## BEGIN

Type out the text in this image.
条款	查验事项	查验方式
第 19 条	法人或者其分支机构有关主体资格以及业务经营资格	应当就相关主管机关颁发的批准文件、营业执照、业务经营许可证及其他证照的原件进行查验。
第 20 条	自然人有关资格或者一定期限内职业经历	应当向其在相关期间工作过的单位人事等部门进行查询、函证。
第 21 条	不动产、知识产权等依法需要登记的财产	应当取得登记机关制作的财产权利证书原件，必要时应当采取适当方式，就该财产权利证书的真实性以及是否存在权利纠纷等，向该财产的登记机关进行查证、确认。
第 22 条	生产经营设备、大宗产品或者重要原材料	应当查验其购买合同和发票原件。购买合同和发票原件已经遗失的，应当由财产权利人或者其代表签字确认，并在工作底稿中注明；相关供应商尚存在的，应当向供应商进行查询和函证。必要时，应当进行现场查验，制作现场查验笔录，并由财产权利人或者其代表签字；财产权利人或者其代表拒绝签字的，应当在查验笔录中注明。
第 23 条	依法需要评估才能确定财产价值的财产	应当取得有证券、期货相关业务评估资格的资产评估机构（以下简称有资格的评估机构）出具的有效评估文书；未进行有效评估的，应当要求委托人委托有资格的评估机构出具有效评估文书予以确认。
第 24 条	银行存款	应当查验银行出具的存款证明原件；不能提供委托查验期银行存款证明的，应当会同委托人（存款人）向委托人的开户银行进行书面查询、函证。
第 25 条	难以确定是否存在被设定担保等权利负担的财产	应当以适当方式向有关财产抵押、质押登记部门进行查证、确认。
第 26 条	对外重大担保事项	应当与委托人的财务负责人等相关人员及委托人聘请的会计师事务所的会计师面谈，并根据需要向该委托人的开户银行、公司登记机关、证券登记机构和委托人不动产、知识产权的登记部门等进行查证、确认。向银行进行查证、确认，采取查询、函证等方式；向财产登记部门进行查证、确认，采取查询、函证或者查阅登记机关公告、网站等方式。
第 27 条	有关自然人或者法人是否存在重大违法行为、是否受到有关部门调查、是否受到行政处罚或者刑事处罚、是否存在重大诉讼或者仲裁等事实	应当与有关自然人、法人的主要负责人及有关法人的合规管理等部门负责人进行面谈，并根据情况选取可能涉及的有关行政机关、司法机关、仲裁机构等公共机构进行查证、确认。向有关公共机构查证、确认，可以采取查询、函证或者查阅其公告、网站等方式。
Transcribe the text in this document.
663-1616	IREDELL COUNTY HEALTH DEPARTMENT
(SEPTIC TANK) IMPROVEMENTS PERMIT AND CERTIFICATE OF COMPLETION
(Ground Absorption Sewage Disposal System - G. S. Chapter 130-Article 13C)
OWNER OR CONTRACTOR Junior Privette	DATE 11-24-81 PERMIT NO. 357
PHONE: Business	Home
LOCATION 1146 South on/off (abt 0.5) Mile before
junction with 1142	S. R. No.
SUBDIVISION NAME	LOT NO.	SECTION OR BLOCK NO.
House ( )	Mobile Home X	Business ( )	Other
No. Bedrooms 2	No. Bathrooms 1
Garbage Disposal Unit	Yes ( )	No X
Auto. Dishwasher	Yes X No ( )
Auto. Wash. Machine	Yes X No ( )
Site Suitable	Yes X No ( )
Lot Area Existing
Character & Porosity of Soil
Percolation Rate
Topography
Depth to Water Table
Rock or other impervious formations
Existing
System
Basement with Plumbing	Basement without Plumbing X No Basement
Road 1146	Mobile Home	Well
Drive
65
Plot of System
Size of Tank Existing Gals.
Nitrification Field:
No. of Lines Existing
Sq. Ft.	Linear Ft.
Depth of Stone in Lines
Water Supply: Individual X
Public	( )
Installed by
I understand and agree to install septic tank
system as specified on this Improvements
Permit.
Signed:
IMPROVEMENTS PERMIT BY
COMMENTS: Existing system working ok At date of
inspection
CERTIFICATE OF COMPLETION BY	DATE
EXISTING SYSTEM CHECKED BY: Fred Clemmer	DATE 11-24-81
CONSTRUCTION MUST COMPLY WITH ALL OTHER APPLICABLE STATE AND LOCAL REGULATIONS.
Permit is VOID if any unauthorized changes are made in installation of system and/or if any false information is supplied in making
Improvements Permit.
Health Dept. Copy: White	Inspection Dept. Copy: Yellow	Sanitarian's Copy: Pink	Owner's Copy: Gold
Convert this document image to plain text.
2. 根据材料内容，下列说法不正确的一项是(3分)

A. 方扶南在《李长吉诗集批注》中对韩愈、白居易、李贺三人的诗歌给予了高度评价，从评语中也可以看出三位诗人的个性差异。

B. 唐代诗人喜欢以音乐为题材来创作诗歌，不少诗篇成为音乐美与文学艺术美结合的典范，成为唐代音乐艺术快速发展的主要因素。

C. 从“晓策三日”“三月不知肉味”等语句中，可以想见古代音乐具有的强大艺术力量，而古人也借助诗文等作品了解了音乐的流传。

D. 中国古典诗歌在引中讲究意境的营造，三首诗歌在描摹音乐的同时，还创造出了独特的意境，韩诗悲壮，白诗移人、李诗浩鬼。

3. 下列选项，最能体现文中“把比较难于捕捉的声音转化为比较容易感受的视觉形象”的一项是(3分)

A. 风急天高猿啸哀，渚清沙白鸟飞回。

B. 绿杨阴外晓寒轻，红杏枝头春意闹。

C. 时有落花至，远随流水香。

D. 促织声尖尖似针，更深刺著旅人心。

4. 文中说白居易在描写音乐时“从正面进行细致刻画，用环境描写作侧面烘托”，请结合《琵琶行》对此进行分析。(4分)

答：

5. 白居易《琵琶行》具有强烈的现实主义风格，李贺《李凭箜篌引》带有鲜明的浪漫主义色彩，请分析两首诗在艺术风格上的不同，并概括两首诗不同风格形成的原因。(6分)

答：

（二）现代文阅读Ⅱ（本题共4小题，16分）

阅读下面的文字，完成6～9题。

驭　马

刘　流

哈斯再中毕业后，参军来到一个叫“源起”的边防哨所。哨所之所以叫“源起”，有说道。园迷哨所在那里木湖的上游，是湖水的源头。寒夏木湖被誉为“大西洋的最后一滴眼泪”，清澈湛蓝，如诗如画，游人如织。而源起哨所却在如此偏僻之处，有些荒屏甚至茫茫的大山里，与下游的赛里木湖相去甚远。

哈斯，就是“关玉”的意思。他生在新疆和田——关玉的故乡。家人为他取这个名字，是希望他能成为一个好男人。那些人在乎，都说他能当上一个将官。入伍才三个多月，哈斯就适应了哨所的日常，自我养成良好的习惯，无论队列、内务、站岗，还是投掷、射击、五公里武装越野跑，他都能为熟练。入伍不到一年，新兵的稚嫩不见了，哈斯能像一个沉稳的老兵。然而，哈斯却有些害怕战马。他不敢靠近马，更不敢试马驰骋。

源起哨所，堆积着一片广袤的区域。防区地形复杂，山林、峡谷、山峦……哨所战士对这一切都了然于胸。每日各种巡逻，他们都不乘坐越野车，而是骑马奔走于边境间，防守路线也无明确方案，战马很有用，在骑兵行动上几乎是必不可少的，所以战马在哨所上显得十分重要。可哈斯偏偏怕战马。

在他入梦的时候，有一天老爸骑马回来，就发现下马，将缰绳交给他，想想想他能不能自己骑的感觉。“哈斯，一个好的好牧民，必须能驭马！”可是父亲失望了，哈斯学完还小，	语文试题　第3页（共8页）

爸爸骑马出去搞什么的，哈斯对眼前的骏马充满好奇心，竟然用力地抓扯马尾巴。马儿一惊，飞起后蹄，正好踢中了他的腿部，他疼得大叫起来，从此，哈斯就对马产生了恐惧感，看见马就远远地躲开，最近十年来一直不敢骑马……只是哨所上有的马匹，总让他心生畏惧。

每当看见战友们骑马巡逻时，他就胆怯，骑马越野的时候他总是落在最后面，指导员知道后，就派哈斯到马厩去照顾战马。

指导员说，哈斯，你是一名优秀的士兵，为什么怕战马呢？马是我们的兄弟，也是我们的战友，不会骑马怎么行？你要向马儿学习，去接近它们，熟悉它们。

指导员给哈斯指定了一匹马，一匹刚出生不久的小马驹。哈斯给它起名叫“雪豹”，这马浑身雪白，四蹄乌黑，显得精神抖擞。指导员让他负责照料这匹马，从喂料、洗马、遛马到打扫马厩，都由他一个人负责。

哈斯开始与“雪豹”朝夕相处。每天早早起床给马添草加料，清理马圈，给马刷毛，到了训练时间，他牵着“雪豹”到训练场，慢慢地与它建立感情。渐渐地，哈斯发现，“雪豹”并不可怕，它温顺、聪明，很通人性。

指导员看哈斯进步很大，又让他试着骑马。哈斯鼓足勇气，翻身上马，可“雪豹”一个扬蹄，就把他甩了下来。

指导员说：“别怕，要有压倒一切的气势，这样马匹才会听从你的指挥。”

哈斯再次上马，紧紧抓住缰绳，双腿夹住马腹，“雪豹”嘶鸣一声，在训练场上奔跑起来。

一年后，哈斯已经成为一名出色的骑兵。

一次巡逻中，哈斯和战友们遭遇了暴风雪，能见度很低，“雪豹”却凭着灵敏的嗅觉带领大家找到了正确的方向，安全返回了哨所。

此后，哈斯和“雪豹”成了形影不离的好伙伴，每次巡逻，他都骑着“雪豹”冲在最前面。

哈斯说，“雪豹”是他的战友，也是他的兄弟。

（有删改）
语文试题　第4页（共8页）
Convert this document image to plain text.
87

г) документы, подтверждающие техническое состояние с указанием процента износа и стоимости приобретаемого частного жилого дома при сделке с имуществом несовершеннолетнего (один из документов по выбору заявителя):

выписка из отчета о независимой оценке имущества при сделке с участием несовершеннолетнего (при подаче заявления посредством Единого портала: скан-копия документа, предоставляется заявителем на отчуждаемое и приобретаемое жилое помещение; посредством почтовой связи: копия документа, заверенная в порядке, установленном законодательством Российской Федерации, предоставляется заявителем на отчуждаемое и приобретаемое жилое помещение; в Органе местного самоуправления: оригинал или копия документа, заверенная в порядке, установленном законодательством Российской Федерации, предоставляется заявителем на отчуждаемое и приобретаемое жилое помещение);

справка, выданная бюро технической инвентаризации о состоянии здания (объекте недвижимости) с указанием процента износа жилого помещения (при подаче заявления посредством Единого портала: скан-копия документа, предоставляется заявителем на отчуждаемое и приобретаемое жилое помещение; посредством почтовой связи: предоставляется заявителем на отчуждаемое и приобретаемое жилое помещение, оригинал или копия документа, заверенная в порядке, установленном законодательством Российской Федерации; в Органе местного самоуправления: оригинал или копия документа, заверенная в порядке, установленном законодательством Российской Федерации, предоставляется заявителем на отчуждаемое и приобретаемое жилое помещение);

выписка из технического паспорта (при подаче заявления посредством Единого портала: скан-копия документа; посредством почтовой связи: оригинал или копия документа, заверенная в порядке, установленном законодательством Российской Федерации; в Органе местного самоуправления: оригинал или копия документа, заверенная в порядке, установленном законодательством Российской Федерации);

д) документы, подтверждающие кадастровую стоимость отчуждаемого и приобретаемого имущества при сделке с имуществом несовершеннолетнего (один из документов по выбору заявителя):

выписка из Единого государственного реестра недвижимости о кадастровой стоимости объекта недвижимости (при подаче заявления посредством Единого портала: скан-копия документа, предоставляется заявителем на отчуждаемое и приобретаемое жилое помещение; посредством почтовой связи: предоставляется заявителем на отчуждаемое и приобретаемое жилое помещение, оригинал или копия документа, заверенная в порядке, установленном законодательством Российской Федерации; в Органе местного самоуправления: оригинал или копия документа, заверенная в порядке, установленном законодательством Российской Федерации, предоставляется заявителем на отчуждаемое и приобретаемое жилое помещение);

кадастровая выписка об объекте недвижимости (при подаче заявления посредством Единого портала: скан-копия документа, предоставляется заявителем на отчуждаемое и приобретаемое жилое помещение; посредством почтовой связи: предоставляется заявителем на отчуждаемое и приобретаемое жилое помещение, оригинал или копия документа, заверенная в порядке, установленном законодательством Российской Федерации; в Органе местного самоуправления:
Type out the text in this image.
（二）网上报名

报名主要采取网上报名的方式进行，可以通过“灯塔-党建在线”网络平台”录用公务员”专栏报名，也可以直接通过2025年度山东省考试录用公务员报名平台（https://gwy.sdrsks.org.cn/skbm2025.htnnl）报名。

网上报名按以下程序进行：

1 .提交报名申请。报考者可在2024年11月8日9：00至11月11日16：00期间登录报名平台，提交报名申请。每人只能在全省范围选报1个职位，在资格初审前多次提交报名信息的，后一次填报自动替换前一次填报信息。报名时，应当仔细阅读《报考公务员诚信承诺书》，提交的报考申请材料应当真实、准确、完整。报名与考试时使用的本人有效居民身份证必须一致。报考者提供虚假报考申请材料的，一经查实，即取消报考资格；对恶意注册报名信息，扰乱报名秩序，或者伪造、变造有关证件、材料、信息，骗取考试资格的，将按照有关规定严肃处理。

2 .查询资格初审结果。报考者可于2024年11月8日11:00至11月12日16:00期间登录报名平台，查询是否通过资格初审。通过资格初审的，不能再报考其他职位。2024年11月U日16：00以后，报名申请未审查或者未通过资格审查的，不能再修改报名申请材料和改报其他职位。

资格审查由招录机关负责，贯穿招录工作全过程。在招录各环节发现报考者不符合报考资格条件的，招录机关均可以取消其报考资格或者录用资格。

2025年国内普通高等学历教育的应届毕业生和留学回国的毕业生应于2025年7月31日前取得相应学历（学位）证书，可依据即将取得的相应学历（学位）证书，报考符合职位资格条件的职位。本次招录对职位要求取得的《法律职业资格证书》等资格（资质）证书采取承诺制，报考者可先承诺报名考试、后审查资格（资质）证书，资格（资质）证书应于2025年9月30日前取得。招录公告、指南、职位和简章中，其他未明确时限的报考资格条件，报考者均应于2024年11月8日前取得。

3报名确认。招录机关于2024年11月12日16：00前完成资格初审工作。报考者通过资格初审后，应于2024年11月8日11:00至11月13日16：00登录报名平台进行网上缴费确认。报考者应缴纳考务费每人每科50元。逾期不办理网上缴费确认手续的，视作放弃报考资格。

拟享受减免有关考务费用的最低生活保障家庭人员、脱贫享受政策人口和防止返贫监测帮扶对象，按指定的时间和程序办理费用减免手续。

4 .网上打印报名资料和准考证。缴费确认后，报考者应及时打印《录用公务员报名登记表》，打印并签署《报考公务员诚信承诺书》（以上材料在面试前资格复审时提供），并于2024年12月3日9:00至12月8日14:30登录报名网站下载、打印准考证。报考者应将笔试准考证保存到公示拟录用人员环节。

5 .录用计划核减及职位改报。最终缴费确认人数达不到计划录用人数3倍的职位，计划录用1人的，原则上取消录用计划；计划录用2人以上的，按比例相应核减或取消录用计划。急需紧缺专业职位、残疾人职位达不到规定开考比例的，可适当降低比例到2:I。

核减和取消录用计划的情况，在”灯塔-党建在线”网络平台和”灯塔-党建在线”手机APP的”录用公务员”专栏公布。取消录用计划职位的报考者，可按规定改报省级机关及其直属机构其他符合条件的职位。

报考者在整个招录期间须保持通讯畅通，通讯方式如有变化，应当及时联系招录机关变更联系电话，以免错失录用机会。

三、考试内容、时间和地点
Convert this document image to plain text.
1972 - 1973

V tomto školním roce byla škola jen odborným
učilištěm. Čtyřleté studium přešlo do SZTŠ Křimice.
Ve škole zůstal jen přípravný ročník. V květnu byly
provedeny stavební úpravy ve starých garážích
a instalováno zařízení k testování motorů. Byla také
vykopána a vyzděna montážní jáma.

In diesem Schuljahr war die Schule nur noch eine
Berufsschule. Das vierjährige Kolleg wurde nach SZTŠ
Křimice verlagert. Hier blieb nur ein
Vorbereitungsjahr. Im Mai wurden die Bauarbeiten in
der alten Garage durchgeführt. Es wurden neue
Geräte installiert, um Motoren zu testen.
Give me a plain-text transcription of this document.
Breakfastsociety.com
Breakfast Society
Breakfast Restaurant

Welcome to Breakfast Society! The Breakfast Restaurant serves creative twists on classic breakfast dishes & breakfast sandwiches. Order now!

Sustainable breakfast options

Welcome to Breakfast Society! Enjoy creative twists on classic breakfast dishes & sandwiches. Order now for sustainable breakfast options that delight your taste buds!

## END

**Task brief**:
Identify the lines in the entries above that contain "SZTŠ", then copy them out.

**Expected output**:
učilištěm. Čtyřleté studium přešlo do SZTŠ Křimice.
Berufsschule. Das vierjährige Kolleg wurde nach SZTŠ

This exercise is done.